Directions >>
Rewrite the records below with every "nav-link" replaced by "navigation-link" and nothing else changed. Omit the pictures.

Dataset content >>

----------------

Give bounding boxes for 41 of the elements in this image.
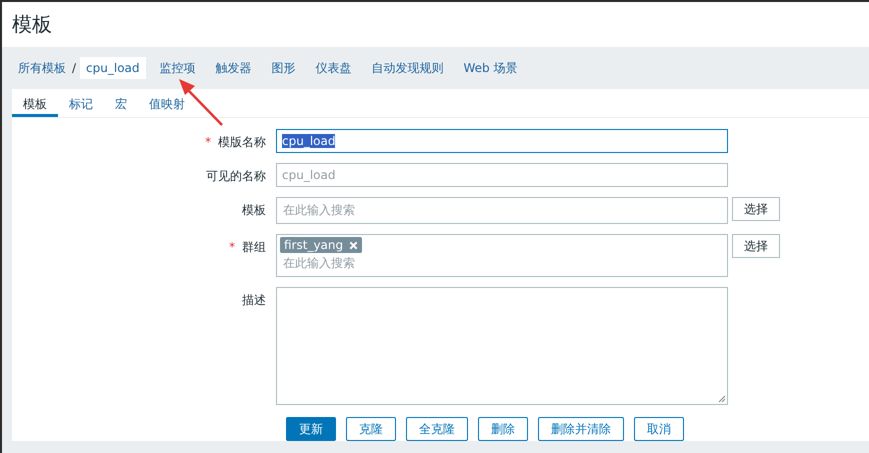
- field-label: 群组: [242, 240, 266, 254]
- breadcrumb-link[interactable]: 所有模板: [18, 60, 66, 76]
- select-button[interactable]: 选择: [732, 197, 780, 221]
- required-asterisk: *: [229, 240, 236, 254]
- select-button[interactable]: 选择: [732, 234, 780, 258]
- description-textarea[interactable]: [276, 287, 728, 405]
- action-button[interactable]: 克隆: [346, 417, 396, 441]
- field-label: 可见的名称: [206, 169, 266, 183]
- tab[interactable]: 标记: [58, 89, 104, 117]
- field-label: 描述: [242, 293, 266, 307]
- field-label: 模版名称: [218, 135, 266, 149]
- action-button[interactable]: 删除: [478, 417, 528, 441]
- breadcrumb-current[interactable]: cpu_load: [80, 57, 146, 79]
- required-asterisk: *: [205, 135, 212, 149]
- action-button[interactable]: 全克隆: [406, 417, 468, 441]
- text-field[interactable]: cpu_load: [276, 129, 728, 153]
- resize-handle-icon[interactable]: [718, 395, 726, 403]
- action-button[interactable]: 更新: [286, 417, 336, 441]
- nav-link[interactable]: 监控项: [160, 60, 196, 76]
- field-label: 模板: [242, 203, 266, 217]
- multiselect-field[interactable]: first_yang 在此输入搜索: [276, 234, 728, 277]
- remove-icon[interactable]: [349, 240, 358, 250]
- multiselect-field[interactable]: 在此输入搜索: [276, 197, 728, 224]
- field-placeholder: cpu_load: [282, 168, 336, 182]
- field-placeholder: 在此输入搜索: [282, 255, 356, 272]
- text-field[interactable]: cpu_load: [276, 163, 728, 187]
- nav-link[interactable]: Web 场景: [464, 60, 518, 76]
- nav-link[interactable]: 触发器: [216, 60, 252, 76]
- action-button[interactable]: 取消: [634, 417, 684, 441]
- field-placeholder: 在此输入搜索: [282, 202, 356, 219]
- tab[interactable]: 宏: [104, 89, 138, 117]
- field-value: cpu_load: [282, 134, 336, 148]
- tag-label: first_yang: [284, 238, 344, 252]
- tab[interactable]: 值映射: [138, 89, 196, 117]
- nav-link[interactable]: 图形: [272, 60, 296, 76]
- breadcrumb-separator: /: [72, 61, 76, 75]
- page-title: 模板: [12, 11, 52, 38]
- action-button[interactable]: 删除并清除: [538, 417, 624, 441]
- tab[interactable]: 模板: [12, 89, 58, 117]
- nav-link[interactable]: 仪表盘: [316, 60, 352, 76]
- nav-link[interactable]: 自动发现规则: [372, 60, 444, 76]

----------------

Worked solution >>
Give bounding boxes for 41 of the elements in this image.
- field-label: 群组: [242, 240, 266, 254]
- breadcrumb-link[interactable]: 所有模板: [18, 60, 66, 76]
- select-button[interactable]: 选择: [732, 197, 780, 221]
- required-asterisk: *: [229, 240, 236, 254]
- select-button[interactable]: 选择: [732, 234, 780, 258]
- description-textarea[interactable]: [276, 287, 728, 405]
- action-button[interactable]: 克隆: [346, 417, 396, 441]
- field-label: 可见的名称: [206, 169, 266, 183]
- tab[interactable]: 标记: [58, 89, 104, 117]
- field-label: 描述: [242, 293, 266, 307]
- field-label: 模版名称: [218, 135, 266, 149]
- action-button[interactable]: 删除: [478, 417, 528, 441]
- breadcrumb-current[interactable]: cpu_load: [80, 57, 146, 79]
- required-asterisk: *: [205, 135, 212, 149]
- action-button[interactable]: 全克隆: [406, 417, 468, 441]
- text-field[interactable]: cpu_load: [276, 129, 728, 153]
- resize-handle-icon[interactable]: [718, 395, 726, 403]
- action-button[interactable]: 更新: [286, 417, 336, 441]
- navigation-link[interactable]: 监控项: [160, 60, 196, 76]
- field-label: 模板: [242, 203, 266, 217]
- multiselect-field[interactable]: first_yang 在此输入搜索: [276, 234, 728, 277]
- remove-icon[interactable]: [349, 240, 358, 250]
- multiselect-field[interactable]: 在此输入搜索: [276, 197, 728, 224]
- field-placeholder: cpu_load: [282, 168, 336, 182]
- field-placeholder: 在此输入搜索: [282, 255, 356, 272]
- text-field[interactable]: cpu_load: [276, 163, 728, 187]
- navigation-link[interactable]: Web 场景: [464, 60, 518, 76]
- navigation-link[interactable]: 触发器: [216, 60, 252, 76]
- action-button[interactable]: 取消: [634, 417, 684, 441]
- field-placeholder: 在此输入搜索: [282, 202, 356, 219]
- tab[interactable]: 宏: [104, 89, 138, 117]
- field-value: cpu_load: [282, 134, 336, 148]
- tag-label: first_yang: [284, 238, 344, 252]
- tab[interactable]: 值映射: [138, 89, 196, 117]
- navigation-link[interactable]: 图形: [272, 60, 296, 76]
- breadcrumb-separator: /: [72, 61, 76, 75]
- page-title: 模板: [12, 11, 52, 38]
- action-button[interactable]: 删除并清除: [538, 417, 624, 441]
- tab[interactable]: 模板: [12, 89, 58, 117]
- navigation-link[interactable]: 仪表盘: [316, 60, 352, 76]
- navigation-link[interactable]: 自动发现规则: [372, 60, 444, 76]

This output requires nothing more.